— Work to complete —
Report every line in the listing below where the string "المؤمنين" shows up.

— Given records —

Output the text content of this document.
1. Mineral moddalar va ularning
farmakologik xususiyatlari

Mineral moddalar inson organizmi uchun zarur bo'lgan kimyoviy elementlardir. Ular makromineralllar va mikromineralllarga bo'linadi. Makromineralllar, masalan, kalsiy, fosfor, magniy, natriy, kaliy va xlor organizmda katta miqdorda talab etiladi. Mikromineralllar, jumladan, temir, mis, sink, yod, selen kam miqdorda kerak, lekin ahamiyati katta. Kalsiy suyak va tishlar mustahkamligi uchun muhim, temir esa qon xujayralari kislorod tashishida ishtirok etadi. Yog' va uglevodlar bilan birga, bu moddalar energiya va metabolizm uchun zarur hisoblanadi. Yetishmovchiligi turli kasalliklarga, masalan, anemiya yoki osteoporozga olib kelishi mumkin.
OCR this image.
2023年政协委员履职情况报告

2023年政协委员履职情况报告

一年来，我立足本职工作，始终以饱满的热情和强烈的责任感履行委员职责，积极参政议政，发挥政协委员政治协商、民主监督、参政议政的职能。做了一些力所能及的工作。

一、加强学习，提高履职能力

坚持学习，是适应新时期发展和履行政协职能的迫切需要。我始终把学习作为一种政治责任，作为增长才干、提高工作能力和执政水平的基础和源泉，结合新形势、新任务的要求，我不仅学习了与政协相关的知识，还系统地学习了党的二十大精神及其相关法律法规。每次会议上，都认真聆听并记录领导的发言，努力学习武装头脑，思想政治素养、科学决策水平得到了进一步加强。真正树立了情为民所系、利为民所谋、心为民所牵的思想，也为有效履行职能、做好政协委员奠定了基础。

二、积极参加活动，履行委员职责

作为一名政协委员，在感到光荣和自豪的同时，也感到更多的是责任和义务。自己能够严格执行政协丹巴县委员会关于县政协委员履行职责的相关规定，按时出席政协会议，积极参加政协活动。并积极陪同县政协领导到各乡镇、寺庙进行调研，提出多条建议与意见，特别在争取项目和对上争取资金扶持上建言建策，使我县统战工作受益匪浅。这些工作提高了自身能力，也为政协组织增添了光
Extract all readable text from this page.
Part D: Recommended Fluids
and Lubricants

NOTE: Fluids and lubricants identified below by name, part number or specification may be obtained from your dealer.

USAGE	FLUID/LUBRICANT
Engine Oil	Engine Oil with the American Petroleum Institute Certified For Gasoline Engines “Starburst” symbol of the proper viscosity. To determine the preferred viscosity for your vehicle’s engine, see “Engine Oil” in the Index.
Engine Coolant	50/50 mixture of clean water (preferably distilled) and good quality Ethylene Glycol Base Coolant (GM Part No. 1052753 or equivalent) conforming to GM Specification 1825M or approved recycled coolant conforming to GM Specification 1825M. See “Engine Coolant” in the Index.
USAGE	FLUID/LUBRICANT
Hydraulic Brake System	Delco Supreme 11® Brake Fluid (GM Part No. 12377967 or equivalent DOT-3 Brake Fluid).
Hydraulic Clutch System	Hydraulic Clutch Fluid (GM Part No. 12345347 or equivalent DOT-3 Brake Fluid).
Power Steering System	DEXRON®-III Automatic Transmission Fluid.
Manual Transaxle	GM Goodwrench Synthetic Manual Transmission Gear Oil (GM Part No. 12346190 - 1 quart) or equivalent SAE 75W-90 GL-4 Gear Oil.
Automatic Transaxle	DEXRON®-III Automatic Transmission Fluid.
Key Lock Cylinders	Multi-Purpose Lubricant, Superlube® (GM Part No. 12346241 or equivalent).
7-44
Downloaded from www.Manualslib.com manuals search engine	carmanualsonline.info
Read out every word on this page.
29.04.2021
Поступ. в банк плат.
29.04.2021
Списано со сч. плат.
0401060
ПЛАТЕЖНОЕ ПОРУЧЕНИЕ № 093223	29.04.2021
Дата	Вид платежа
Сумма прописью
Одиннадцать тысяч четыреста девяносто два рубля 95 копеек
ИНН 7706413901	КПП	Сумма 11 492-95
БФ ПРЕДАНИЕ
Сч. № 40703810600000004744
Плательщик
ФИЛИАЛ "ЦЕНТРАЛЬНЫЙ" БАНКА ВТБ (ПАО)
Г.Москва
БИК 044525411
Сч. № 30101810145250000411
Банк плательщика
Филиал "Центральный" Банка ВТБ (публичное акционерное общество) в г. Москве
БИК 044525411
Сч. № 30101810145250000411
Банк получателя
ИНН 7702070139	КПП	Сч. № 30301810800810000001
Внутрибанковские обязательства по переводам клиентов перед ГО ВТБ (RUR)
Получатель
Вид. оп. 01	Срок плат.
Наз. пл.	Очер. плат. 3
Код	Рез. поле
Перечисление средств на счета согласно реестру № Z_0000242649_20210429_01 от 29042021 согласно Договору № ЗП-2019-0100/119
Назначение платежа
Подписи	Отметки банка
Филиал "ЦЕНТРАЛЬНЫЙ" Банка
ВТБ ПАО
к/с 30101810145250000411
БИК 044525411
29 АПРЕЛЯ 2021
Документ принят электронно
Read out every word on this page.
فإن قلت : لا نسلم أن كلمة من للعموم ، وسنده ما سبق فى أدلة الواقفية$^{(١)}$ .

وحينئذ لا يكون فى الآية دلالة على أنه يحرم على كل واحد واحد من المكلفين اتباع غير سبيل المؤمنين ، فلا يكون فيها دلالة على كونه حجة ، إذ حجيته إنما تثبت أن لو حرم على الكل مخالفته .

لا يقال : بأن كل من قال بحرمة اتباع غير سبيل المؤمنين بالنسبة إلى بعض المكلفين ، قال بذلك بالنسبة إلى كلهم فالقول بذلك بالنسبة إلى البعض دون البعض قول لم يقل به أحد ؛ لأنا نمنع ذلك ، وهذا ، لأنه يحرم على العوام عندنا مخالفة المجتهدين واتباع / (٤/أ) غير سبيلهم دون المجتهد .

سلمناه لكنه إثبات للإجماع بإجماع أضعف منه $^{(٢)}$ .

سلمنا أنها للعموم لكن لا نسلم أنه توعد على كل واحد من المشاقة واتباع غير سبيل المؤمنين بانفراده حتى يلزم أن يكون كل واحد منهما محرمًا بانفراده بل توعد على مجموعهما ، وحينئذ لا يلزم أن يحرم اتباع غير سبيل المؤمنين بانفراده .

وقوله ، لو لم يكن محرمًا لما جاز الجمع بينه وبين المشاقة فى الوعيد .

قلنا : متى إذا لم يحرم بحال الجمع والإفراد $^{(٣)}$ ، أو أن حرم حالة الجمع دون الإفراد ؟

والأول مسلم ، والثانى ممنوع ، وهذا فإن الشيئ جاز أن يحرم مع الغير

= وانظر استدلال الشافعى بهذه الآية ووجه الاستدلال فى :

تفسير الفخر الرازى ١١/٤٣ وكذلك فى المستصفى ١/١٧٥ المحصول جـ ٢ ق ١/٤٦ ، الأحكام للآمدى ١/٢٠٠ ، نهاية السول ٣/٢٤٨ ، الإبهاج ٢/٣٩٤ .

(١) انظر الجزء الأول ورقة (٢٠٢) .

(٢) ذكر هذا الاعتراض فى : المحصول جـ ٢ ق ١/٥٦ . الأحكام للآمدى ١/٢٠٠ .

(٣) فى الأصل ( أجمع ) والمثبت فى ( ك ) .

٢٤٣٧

— The solution —
وحينئذ لا يكون فى الآية دلالة على أنه يحرم على كل واحد واحد من المكلفين اتباع غير سبيل المؤمنين ، فلا يكون فيها دلالة على كونه حجة ، إذ حجيته إنما تثبت أن لو حرم على الكل مخالفته .
لا يقال : بأن كل من قال بحرمة اتباع غير سبيل المؤمنين بالنسبة إلى بعض المكلفين ، قال بذلك بالنسبة إلى كلهم فالقول بذلك بالنسبة إلى البعض دون البعض قول لم يقل به أحد ؛ لأنا نمنع ذلك ، وهذا ، لأنه يحرم على العوام عندنا مخالفة المجتهدين واتباع / (٤/أ) غير سبيلهم دون المجتهد .
سلمنا أنها للعموم لكن لا نسلم أنه توعد على كل واحد من المشاقة واتباع غير سبيل المؤمنين بانفراده حتى يلزم أن يكون كل واحد منهما محرمًا بانفراده بل توعد على مجموعهما ، وحينئذ لا يلزم أن يحرم اتباع غير سبيل المؤمنين بانفراده .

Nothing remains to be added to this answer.